WHAT TO WORK ON:
Gather the lines that hold the string "лента".

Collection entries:
# # #

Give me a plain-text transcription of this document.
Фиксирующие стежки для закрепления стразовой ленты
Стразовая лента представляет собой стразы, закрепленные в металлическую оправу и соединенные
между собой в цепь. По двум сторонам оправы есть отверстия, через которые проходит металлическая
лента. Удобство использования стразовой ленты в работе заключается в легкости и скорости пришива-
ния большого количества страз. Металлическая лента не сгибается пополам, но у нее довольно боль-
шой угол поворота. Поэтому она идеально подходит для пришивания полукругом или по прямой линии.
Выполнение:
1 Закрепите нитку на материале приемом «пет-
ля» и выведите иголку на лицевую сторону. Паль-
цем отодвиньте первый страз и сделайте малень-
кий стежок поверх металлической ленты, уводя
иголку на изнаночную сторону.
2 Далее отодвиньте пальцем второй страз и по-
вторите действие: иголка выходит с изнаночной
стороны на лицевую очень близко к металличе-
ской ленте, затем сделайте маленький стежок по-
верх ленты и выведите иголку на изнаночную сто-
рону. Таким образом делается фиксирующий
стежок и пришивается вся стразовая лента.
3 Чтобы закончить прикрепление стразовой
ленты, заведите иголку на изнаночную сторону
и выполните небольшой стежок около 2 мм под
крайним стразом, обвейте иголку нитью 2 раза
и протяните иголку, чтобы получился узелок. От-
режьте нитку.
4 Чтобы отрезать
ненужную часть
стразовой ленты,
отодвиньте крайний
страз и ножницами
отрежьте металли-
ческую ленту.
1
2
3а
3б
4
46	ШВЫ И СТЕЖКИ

# # #

EXERCISE RESULT:
Стразовая лента представляет собой стразы, закрепленные в металлическую оправу и соединенные
лента. Удобство использования стразовой ленты в работе заключается в легкости и скорости пришива-
ния большого количества страз. Металлическая лента не сгибается пополам, но у нее довольно боль-
стежок и пришивается вся стразовая лента.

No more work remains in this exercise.